**PROVIDED DATA**

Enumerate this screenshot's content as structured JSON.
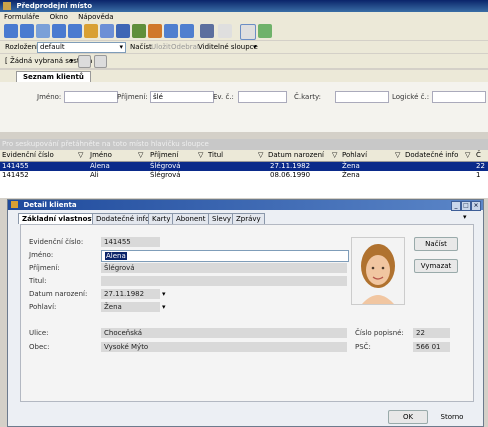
{
  "app": {
    "title": "Předprodejní místo"
  },
  "menu": [
    "Formuláře",
    "Okno",
    "Nápověda"
  ],
  "row2": {
    "layout_label": "Rozložení:",
    "layout_value": "default",
    "load": "Načíst",
    "save": "Uložit",
    "remove": "Odebrat",
    "visible_columns": "Viditelné sloupce"
  },
  "row3": {
    "report_value": "[ Žádná vybraná sestava ]"
  },
  "list_tab": "Seznam klientů",
  "filter": {
    "first_name_label": "Jméno:",
    "last_name_label": "Příjmení:",
    "last_name_value": "šlé",
    "ev_label": "Ev. č.:",
    "card_label": "Č.karty:",
    "logical_label": "Logické č.:",
    "group_hint": "Pro seskupování přetáhněte na toto místo hlavičku sloupce"
  },
  "grid": {
    "columns": [
      "Evidenční číslo",
      "Jméno",
      "Příjmení",
      "Titul",
      "Datum narození",
      "Pohlaví",
      "Dodatečné info",
      "Č"
    ],
    "rows": [
      {
        "id": "141455",
        "first": "Alena",
        "last": "Šlégrová",
        "title": "",
        "dob": "27.11.1982",
        "sex": "Žena",
        "info": "",
        "c": "22"
      },
      {
        "id": "141452",
        "first": "Ali",
        "last": "Šlégrová",
        "title": "",
        "dob": "08.06.1990",
        "sex": "Žena",
        "info": "",
        "c": "1"
      }
    ]
  },
  "detail": {
    "title": "Detail klienta",
    "tabs": [
      "Základní vlastnosti",
      "Dodatečné info",
      "Karty",
      "Abonent",
      "Slevy",
      "Zprávy"
    ],
    "labels": {
      "ev": "Evidenční číslo:",
      "first": "Jméno:",
      "last": "Příjmení:",
      "title": "Titul:",
      "dob": "Datum narození:",
      "sex": "Pohlaví:",
      "street": "Ulice:",
      "city": "Obec:",
      "house": "Číslo popisné:",
      "zip": "PSČ:"
    },
    "values": {
      "ev": "141455",
      "first": "Alena",
      "last": "Šlégrová",
      "title": "",
      "dob": "27.11.1982",
      "sex": "Žena",
      "street": "Choceňská",
      "city": "Vysoké Mýto",
      "house": "22",
      "zip": "566 01"
    },
    "buttons": {
      "load": "Načíst",
      "clear": "Vymazat",
      "ok": "OK",
      "cancel": "Storno"
    }
  }
}
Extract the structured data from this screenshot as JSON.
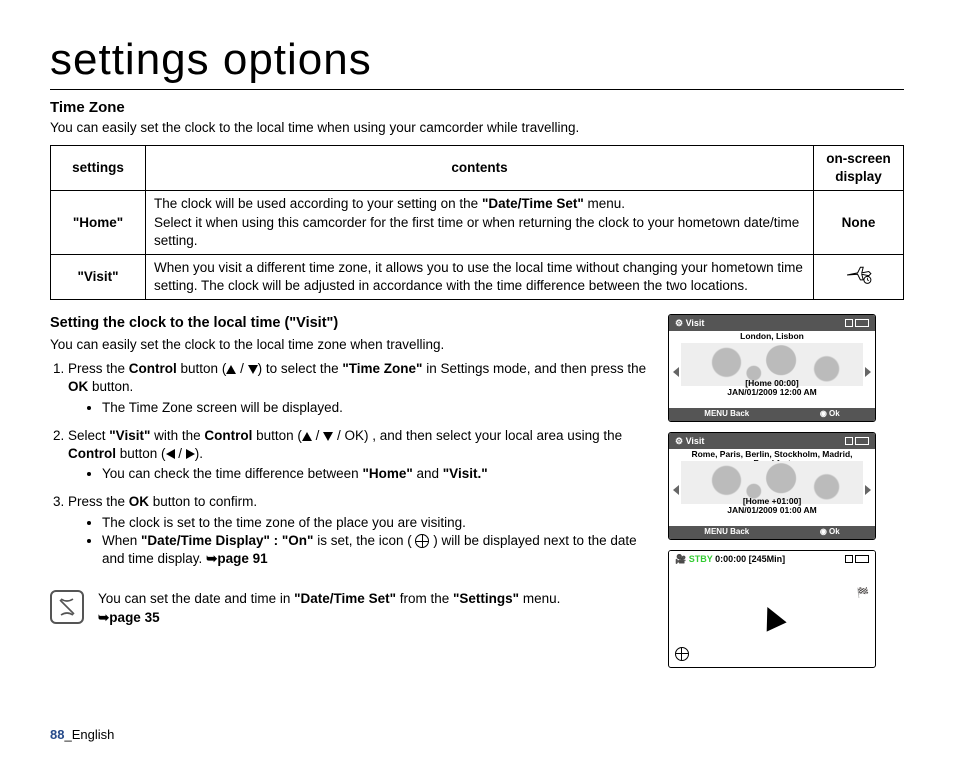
{
  "page_title": "settings options",
  "section": {
    "heading": "Time Zone",
    "intro": "You can easily set the clock to the local time when using your camcorder while travelling."
  },
  "table": {
    "headers": {
      "c1": "settings",
      "c2": "contents",
      "c3": "on-screen display"
    },
    "rows": [
      {
        "setting": "\"Home\"",
        "contents_pre": "The clock will be used according to your setting on the ",
        "contents_bold": "\"Date/Time Set\"",
        "contents_post": " menu.\nSelect it when using this camcorder for the first time or when returning the clock to your hometown date/time setting.",
        "display": "None"
      },
      {
        "setting": "\"Visit\"",
        "contents": "When you visit a different time zone, it allows you to use the local time without changing your hometown time setting. The clock will be adjusted in accordance with the time difference between the two locations.",
        "display_icon": "plane-clock-icon"
      }
    ]
  },
  "subsection": {
    "heading": "Setting the clock to the local time (\"Visit\")",
    "intro": "You can easily set the clock to the local time zone when travelling."
  },
  "steps": [
    {
      "num": "1.",
      "t1": "Press the ",
      "b1": "Control",
      "t2": " button (",
      "t3": " / ",
      "t4": ") to select the ",
      "b2": "\"Time Zone\"",
      "t5": " in Settings mode, and then press the ",
      "b3": "OK",
      "t6": " button.",
      "bullets": [
        "The Time Zone screen will be displayed."
      ]
    },
    {
      "num": "2.",
      "t1": "Select ",
      "b1": "\"Visit\"",
      "t2": " with the ",
      "b2": "Control",
      "t3": " button (",
      "t4": " / ",
      "t5": " / OK) , and then select your local area using the ",
      "b3": "Control",
      "t6": " button (",
      "t7": " / ",
      "t8": ").",
      "bullets_pre": "You can check the time difference between ",
      "bullets_b1": "\"Home\"",
      "bullets_mid": " and ",
      "bullets_b2": "\"Visit.\""
    },
    {
      "num": "3.",
      "t1": "Press the ",
      "b1": "OK",
      "t2": " button to confirm.",
      "bullets": [
        "The clock is set to the time zone of the place you are visiting."
      ],
      "bullet2_pre": "When ",
      "bullet2_b1": "\"Date/Time Display\" : \"On\"",
      "bullet2_mid": " is set, the icon ( ",
      "bullet2_post": " ) will be displayed next to the date and time display. ",
      "bullet2_ref": "➥page 91"
    }
  ],
  "note": {
    "t1": "You can set the date and time in ",
    "b1": "\"Date/Time Set\"",
    "t2": " from the ",
    "b2": "\"Settings\"",
    "t3": " menu.",
    "ref": "➥page 35"
  },
  "footer": {
    "page": "88",
    "lang": "_English"
  },
  "thumbs": {
    "visit1": {
      "title": "Visit",
      "city": "London, Lisbon",
      "home": "[Home 00:00]",
      "dt": "JAN/01/2009 12:00 AM",
      "back": "Back",
      "ok": "Ok",
      "menu": "MENU"
    },
    "visit2": {
      "title": "Visit",
      "city": "Rome, Paris, Berlin, Stockholm, Madrid, Frankfurt",
      "home": "[Home +01:00]",
      "dt": "JAN/01/2009 01:00 AM",
      "back": "Back",
      "ok": "Ok",
      "menu": "MENU"
    },
    "stby": {
      "label": "STBY",
      "time": "0:00:00",
      "remain": "[245Min]"
    }
  }
}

**AIM**
Working from the entries above, return all lines that contain "intro".

**SOLUTION**
    "intro": "You can easily set the clock to the local time when using your camcorder while travelling."
    "intro": "You can easily set the clock to the local time zone when travelling."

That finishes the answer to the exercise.